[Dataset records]
┏━━
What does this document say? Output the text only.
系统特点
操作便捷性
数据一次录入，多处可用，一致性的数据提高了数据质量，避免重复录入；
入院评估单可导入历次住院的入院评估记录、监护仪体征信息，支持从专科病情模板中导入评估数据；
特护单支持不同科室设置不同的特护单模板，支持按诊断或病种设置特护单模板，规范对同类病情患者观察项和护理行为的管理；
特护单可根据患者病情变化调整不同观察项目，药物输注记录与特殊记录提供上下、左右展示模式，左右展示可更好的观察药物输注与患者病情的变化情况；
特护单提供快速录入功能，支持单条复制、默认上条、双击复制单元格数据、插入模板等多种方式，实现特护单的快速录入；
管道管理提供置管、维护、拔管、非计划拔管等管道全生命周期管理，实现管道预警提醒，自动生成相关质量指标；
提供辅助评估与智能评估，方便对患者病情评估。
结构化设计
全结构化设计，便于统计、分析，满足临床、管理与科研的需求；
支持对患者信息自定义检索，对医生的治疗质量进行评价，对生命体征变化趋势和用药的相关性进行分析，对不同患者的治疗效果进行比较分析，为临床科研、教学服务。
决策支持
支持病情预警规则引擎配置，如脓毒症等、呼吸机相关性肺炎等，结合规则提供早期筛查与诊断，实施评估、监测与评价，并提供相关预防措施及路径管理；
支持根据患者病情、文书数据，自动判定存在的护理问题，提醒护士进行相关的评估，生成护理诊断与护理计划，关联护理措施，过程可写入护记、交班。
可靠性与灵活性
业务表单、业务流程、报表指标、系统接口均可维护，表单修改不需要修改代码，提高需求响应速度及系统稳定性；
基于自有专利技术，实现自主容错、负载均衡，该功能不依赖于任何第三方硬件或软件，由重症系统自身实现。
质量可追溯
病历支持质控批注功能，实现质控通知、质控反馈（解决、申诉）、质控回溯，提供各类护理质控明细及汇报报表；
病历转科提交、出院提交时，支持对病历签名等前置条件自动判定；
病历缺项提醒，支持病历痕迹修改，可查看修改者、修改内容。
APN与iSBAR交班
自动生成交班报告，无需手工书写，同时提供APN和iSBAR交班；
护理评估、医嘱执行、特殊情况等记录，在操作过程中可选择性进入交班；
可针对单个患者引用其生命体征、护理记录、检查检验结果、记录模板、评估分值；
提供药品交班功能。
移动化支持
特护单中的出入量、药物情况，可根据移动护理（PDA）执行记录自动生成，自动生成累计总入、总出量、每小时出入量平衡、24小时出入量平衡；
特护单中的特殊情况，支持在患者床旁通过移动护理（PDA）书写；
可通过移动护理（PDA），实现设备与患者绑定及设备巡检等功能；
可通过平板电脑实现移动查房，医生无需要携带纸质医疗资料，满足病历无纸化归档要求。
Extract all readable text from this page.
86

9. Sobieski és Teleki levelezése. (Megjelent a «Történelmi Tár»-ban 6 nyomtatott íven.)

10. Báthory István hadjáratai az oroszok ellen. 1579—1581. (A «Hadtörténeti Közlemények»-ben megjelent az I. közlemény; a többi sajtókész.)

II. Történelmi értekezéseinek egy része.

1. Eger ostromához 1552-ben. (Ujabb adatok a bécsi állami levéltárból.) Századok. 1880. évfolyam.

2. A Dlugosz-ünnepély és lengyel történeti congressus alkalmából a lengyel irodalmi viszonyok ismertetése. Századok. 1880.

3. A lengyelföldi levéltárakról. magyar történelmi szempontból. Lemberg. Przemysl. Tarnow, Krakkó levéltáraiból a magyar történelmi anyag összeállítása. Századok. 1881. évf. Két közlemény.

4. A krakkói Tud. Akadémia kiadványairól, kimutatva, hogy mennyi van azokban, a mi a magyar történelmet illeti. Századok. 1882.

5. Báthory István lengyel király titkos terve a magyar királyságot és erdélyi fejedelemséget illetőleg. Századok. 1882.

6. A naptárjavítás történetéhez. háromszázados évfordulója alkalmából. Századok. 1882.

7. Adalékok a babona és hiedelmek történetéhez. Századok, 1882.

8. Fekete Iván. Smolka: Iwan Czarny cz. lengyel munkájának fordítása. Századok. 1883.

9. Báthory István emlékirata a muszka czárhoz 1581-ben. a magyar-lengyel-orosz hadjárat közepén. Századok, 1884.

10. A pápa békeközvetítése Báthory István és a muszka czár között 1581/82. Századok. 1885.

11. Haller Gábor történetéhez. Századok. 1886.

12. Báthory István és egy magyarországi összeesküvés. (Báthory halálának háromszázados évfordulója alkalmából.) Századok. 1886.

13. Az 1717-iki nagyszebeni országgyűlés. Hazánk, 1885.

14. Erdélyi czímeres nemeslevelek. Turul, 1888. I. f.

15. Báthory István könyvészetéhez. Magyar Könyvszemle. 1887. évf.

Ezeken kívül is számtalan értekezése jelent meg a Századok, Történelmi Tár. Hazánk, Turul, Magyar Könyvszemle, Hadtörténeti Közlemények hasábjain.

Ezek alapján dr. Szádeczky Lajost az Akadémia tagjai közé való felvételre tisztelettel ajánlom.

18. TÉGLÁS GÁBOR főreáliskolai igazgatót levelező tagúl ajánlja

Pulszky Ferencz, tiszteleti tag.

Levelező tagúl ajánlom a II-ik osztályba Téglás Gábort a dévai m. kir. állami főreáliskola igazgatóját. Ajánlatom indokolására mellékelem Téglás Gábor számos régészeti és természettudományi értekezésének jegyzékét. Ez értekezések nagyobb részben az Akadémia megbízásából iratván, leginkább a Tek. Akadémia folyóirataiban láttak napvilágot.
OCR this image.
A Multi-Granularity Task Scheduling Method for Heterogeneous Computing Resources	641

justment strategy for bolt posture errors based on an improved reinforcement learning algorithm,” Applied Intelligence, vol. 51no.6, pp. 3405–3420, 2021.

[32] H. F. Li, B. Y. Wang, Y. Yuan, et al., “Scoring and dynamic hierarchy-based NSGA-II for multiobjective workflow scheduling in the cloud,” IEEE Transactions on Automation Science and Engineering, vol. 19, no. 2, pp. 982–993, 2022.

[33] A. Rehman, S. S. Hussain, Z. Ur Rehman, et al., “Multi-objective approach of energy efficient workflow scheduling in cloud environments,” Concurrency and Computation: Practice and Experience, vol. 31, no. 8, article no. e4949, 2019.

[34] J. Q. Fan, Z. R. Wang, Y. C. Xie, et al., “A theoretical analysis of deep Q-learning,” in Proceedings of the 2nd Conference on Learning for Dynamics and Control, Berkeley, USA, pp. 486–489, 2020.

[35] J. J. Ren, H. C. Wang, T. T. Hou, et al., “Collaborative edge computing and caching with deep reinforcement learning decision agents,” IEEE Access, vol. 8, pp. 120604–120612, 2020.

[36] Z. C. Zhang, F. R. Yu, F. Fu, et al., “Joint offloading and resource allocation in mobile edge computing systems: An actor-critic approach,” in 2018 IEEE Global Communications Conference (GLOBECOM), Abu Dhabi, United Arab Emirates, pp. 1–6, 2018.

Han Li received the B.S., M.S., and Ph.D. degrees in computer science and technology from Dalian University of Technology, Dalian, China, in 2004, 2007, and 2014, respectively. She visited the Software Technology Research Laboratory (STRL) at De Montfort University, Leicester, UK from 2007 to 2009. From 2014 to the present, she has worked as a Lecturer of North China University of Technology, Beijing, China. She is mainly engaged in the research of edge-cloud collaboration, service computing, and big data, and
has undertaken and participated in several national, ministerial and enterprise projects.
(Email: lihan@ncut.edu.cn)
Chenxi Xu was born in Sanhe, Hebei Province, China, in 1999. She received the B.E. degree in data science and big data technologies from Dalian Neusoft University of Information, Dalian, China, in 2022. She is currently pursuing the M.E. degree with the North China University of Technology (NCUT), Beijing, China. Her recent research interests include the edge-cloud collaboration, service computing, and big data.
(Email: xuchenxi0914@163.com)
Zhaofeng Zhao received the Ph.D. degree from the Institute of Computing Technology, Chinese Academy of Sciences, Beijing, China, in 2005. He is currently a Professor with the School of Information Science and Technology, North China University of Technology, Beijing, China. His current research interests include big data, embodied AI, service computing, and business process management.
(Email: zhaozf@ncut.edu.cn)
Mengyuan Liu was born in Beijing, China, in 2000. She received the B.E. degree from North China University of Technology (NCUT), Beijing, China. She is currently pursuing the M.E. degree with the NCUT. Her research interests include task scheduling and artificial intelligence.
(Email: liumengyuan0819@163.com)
┗━━
→ **Stated problem**
Extract all lines of the records above that include "Email".

→ **Solution for this task**
(Email: lihan@ncut.edu.cn)
(Email: xuchenxi0914@163.com)
(Email: zhaozf@ncut.edu.cn)
(Email: liumengyuan0819@163.com)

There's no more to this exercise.